Some records
------------------------------------------------------------

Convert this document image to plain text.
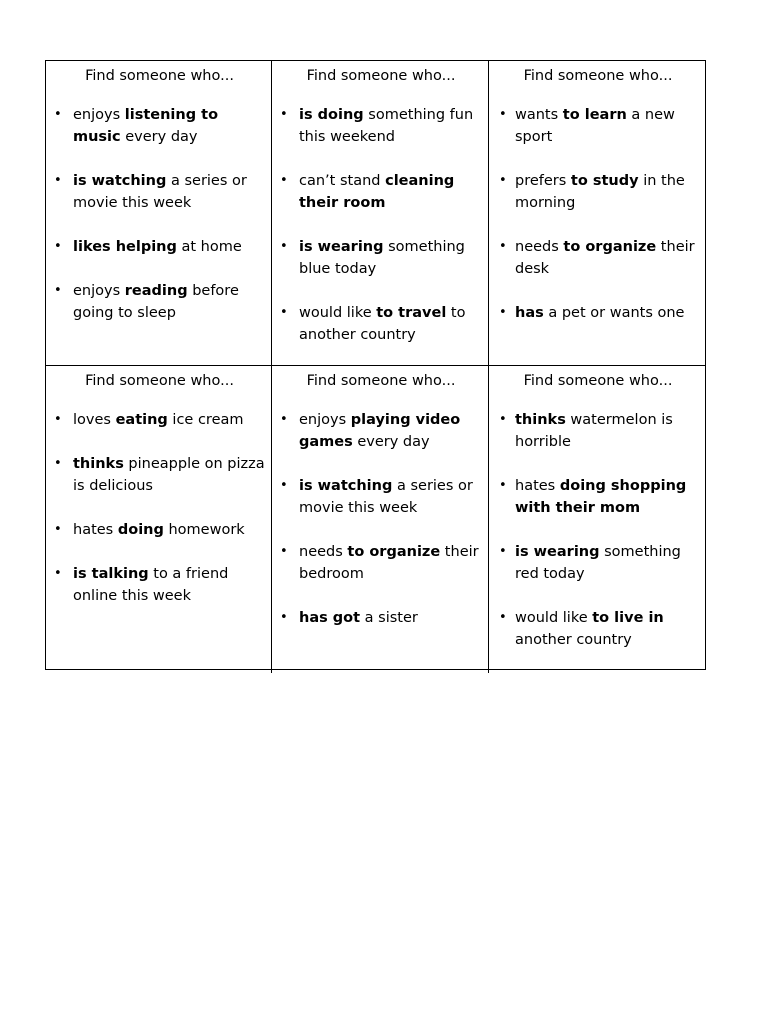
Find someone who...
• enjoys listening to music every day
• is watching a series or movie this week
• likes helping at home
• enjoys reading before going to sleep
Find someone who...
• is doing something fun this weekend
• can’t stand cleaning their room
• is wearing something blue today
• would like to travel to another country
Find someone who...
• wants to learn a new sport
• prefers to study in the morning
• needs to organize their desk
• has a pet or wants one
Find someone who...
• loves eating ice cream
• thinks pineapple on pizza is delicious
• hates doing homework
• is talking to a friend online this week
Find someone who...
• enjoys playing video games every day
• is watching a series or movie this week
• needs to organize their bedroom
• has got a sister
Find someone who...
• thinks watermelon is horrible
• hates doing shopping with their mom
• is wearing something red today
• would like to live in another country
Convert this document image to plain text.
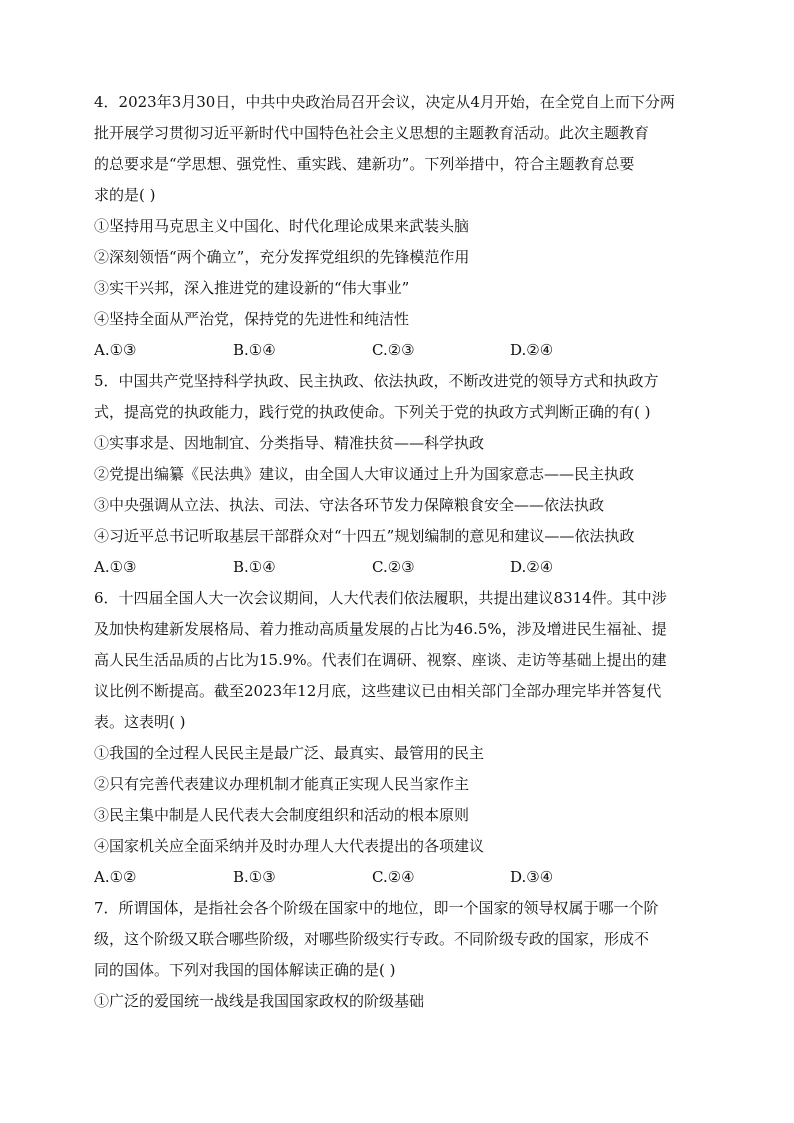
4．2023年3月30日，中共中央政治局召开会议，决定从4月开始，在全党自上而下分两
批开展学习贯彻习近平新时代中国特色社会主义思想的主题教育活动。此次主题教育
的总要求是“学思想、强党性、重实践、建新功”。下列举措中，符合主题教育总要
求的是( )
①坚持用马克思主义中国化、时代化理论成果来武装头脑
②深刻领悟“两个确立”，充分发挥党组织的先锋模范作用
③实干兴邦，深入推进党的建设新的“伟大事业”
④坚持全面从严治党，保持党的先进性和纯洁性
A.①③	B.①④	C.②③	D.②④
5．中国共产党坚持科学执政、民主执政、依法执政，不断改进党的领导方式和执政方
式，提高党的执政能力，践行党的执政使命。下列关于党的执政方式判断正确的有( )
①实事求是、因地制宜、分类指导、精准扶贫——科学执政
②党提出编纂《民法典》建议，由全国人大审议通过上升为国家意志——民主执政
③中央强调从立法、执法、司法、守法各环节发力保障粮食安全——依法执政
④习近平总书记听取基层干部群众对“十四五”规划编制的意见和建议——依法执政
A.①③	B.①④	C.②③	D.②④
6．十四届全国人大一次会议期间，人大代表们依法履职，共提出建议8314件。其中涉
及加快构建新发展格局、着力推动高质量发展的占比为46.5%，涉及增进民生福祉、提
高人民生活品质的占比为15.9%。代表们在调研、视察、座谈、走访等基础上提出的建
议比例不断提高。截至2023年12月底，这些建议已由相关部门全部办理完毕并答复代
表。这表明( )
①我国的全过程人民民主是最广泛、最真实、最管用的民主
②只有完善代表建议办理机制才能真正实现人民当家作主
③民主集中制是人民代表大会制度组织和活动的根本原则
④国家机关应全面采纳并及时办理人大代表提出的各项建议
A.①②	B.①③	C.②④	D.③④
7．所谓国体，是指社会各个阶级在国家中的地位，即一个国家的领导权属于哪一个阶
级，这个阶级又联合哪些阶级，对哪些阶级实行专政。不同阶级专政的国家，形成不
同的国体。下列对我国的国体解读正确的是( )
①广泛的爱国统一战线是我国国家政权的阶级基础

------------------------------------------------------------

Every record must be copied exactly, with images dropped from the result.

**Correct result**.
Convert this document image to plain text.
Find someone who...
• enjoys listening to music every day
• is watching a series or movie this week
• likes helping at home
• enjoys reading before going to sleep
Find someone who...
• is doing something fun this weekend
• can’t stand cleaning their room
• is wearing something blue today
• would like to travel to another country
Find someone who...
• wants to learn a new sport
• prefers to study in the morning
• needs to organize their desk
• has a pet or wants one
Find someone who...
• loves eating ice cream
• thinks pineapple on pizza is delicious
• hates doing homework
• is talking to a friend online this week
Find someone who...
• enjoys playing video games every day
• is watching a series or movie this week
• needs to organize their bedroom
• has got a sister
Find someone who...
• thinks watermelon is horrible
• hates doing shopping with their mom
• is wearing something red today
• would like to live in another country
Convert this document image to plain text.
4．2023年3月30日，中共中央政治局召开会议，决定从4月开始，在全党自上而下分两
批开展学习贯彻习近平新时代中国特色社会主义思想的主题教育活动。此次主题教育
的总要求是“学思想、强党性、重实践、建新功”。下列举措中，符合主题教育总要
求的是( )
①坚持用马克思主义中国化、时代化理论成果来武装头脑
②深刻领悟“两个确立”，充分发挥党组织的先锋模范作用
③实干兴邦，深入推进党的建设新的“伟大事业”
④坚持全面从严治党，保持党的先进性和纯洁性
A.①③	B.①④	C.②③	D.②④
5．中国共产党坚持科学执政、民主执政、依法执政，不断改进党的领导方式和执政方
式，提高党的执政能力，践行党的执政使命。下列关于党的执政方式判断正确的有( )
①实事求是、因地制宜、分类指导、精准扶贫——科学执政
②党提出编纂《民法典》建议，由全国人大审议通过上升为国家意志——民主执政
③中央强调从立法、执法、司法、守法各环节发力保障粮食安全——依法执政
④习近平总书记听取基层干部群众对“十四五”规划编制的意见和建议——依法执政
A.①③	B.①④	C.②③	D.②④
6．十四届全国人大一次会议期间，人大代表们依法履职，共提出建议8314件。其中涉
及加快构建新发展格局、着力推动高质量发展的占比为46.5%，涉及增进民生福祉、提
高人民生活品质的占比为15.9%。代表们在调研、视察、座谈、走访等基础上提出的建
议比例不断提高。截至2023年12月底，这些建议已由相关部门全部办理完毕并答复代
表。这表明( )
①我国的全过程人民民主是最广泛、最真实、最管用的民主
②只有完善代表建议办理机制才能真正实现人民当家作主
③民主集中制是人民代表大会制度组织和活动的根本原则
④国家机关应全面采纳并及时办理人大代表提出的各项建议
A.①②	B.①③	C.②④	D.③④
7．所谓国体，是指社会各个阶级在国家中的地位，即一个国家的领导权属于哪一个阶
级，这个阶级又联合哪些阶级，对哪些阶级实行专政。不同阶级专政的国家，形成不
同的国体。下列对我国的国体解读正确的是( )
①广泛的爱国统一战线是我国国家政权的阶级基础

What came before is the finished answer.